Job = Repeat each entry as written and leave the images out of the copy.
____
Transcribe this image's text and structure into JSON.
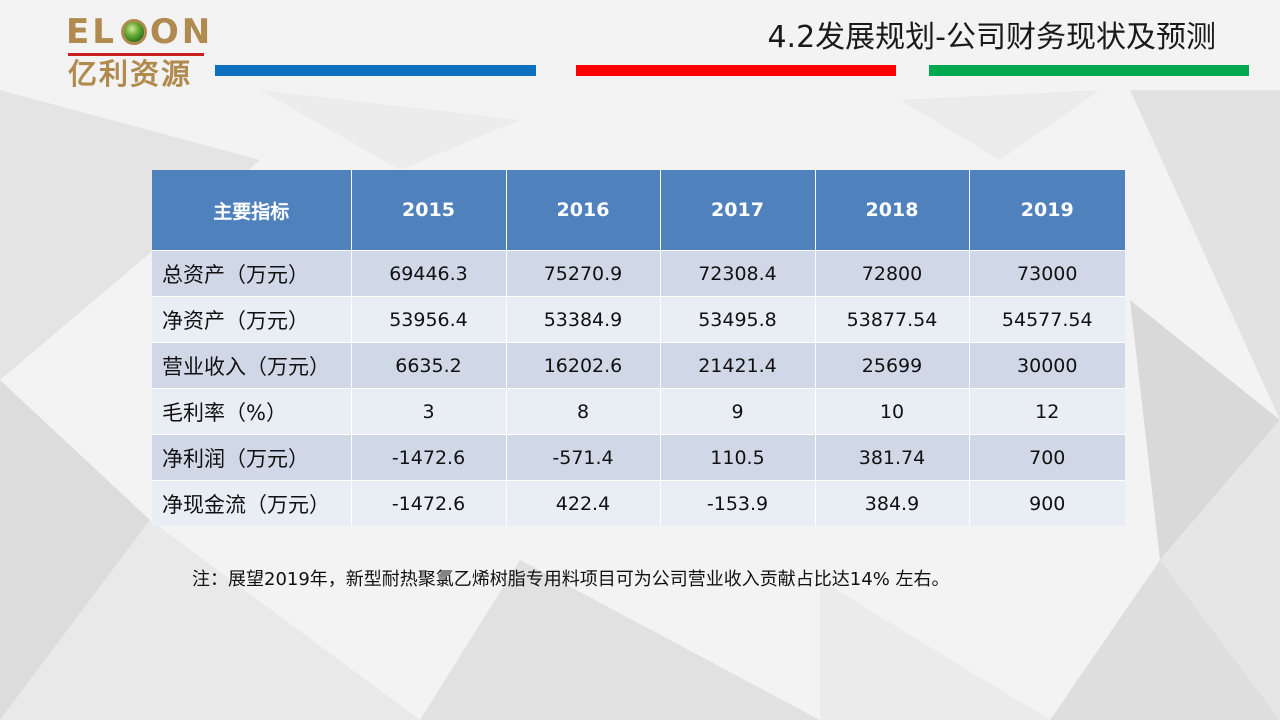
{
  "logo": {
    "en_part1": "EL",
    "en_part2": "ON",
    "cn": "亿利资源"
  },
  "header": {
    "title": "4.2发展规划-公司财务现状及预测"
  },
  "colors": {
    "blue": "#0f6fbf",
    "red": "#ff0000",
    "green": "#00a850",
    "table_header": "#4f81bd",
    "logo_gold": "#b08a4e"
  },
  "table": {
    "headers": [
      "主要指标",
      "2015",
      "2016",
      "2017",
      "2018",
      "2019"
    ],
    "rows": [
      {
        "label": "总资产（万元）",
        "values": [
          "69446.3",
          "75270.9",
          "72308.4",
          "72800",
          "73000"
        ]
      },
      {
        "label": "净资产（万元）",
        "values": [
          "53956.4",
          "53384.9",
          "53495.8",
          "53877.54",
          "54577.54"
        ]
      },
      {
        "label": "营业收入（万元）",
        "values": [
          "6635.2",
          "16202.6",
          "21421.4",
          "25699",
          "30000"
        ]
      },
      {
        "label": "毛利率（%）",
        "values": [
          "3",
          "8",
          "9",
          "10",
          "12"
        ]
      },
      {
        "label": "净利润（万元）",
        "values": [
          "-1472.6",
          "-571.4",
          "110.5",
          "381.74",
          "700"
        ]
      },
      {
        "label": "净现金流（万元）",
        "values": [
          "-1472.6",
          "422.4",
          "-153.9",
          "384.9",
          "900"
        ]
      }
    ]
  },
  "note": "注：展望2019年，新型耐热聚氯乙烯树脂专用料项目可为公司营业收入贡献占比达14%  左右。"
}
____
Written reply =
Transcribe this image's text and structure into JSON.
{
  "logo": {
    "en_part1": "EL",
    "en_part2": "ON",
    "cn": "亿利资源"
  },
  "header": {
    "title": "4.2发展规划-公司财务现状及预测"
  },
  "colors": {
    "blue": "#0f6fbf",
    "red": "#ff0000",
    "green": "#00a850",
    "table_header": "#4f81bd",
    "logo_gold": "#b08a4e"
  },
  "table": {
    "headers": [
      "主要指标",
      "2015",
      "2016",
      "2017",
      "2018",
      "2019"
    ],
    "rows": [
      {
        "label": "总资产（万元）",
        "values": [
          "69446.3",
          "75270.9",
          "72308.4",
          "72800",
          "73000"
        ]
      },
      {
        "label": "净资产（万元）",
        "values": [
          "53956.4",
          "53384.9",
          "53495.8",
          "53877.54",
          "54577.54"
        ]
      },
      {
        "label": "营业收入（万元）",
        "values": [
          "6635.2",
          "16202.6",
          "21421.4",
          "25699",
          "30000"
        ]
      },
      {
        "label": "毛利率（%）",
        "values": [
          "3",
          "8",
          "9",
          "10",
          "12"
        ]
      },
      {
        "label": "净利润（万元）",
        "values": [
          "-1472.6",
          "-571.4",
          "110.5",
          "381.74",
          "700"
        ]
      },
      {
        "label": "净现金流（万元）",
        "values": [
          "-1472.6",
          "422.4",
          "-153.9",
          "384.9",
          "900"
        ]
      }
    ]
  },
  "note": "注：展望2019年，新型耐热聚氯乙烯树脂专用料项目可为公司营业收入贡献占比达14%  左右。"
}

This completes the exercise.